WHAT IS NEEDED:
With the pictures omitted, write out the entries that follow exactly as they stand.

Start of INFORMATION PROVIDED

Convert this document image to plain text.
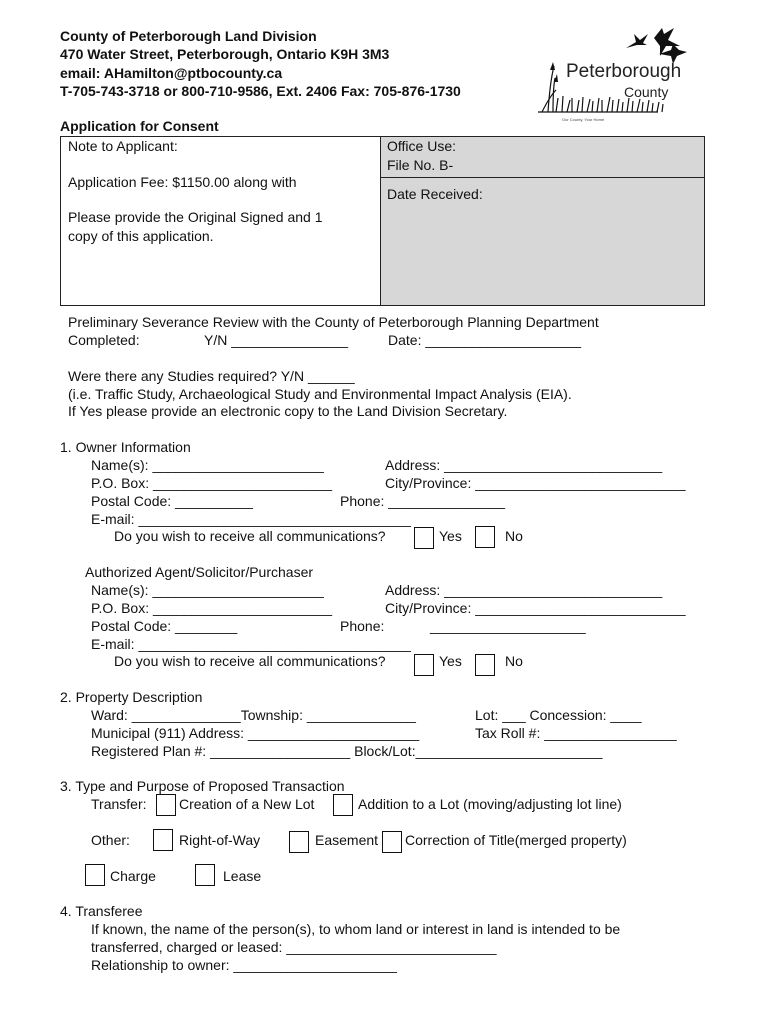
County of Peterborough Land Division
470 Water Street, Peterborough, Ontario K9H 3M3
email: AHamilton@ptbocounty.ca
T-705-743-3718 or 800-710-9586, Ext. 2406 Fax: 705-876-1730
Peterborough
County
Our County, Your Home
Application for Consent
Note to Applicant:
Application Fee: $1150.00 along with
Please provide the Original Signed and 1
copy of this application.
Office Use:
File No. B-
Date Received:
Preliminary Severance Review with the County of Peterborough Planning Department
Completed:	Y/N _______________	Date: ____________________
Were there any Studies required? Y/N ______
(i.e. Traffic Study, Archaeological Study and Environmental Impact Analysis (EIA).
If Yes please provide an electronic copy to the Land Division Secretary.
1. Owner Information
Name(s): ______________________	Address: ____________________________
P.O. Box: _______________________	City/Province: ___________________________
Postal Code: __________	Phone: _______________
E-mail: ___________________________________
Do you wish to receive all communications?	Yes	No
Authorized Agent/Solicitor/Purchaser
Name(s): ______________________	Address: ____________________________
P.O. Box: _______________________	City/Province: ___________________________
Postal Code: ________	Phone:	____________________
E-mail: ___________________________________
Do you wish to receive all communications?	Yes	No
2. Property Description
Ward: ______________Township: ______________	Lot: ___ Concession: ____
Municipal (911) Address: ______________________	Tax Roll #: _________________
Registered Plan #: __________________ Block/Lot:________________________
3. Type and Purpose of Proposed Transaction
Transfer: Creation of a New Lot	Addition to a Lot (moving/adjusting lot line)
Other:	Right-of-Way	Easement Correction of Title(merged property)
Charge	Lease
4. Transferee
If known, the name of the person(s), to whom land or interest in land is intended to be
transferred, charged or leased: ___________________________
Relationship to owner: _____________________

End of INFORMATION PROVIDED

RESULT OF THE EXERCISE:
Convert this document image to plain text.
County of Peterborough Land Division
470 Water Street, Peterborough, Ontario K9H 3M3
email: AHamilton@ptbocounty.ca
T-705-743-3718 or 800-710-9586, Ext. 2406 Fax: 705-876-1730
Peterborough
County
Our County, Your Home
Application for Consent
Note to Applicant:
Application Fee: $1150.00 along with
Please provide the Original Signed and 1
copy of this application.
Office Use:
File No. B-
Date Received:
Preliminary Severance Review with the County of Peterborough Planning Department
Completed:	Y/N _______________	Date: ____________________
Were there any Studies required? Y/N ______
(i.e. Traffic Study, Archaeological Study and Environmental Impact Analysis (EIA).
If Yes please provide an electronic copy to the Land Division Secretary.
1. Owner Information
Name(s): ______________________	Address: ____________________________
P.O. Box: _______________________	City/Province: ___________________________
Postal Code: __________	Phone: _______________
E-mail: ___________________________________
Do you wish to receive all communications?	Yes	No
Authorized Agent/Solicitor/Purchaser
Name(s): ______________________	Address: ____________________________
P.O. Box: _______________________	City/Province: ___________________________
Postal Code: ________	Phone:	____________________
E-mail: ___________________________________
Do you wish to receive all communications?	Yes	No
2. Property Description
Ward: ______________Township: ______________	Lot: ___ Concession: ____
Municipal (911) Address: ______________________	Tax Roll #: _________________
Registered Plan #: __________________ Block/Lot:________________________
3. Type and Purpose of Proposed Transaction
Transfer: Creation of a New Lot	Addition to a Lot (moving/adjusting lot line)
Other:	Right-of-Way	Easement Correction of Title(merged property)
Charge	Lease
4. Transferee
If known, the name of the person(s), to whom land or interest in land is intended to be
transferred, charged or leased: ___________________________
Relationship to owner: _____________________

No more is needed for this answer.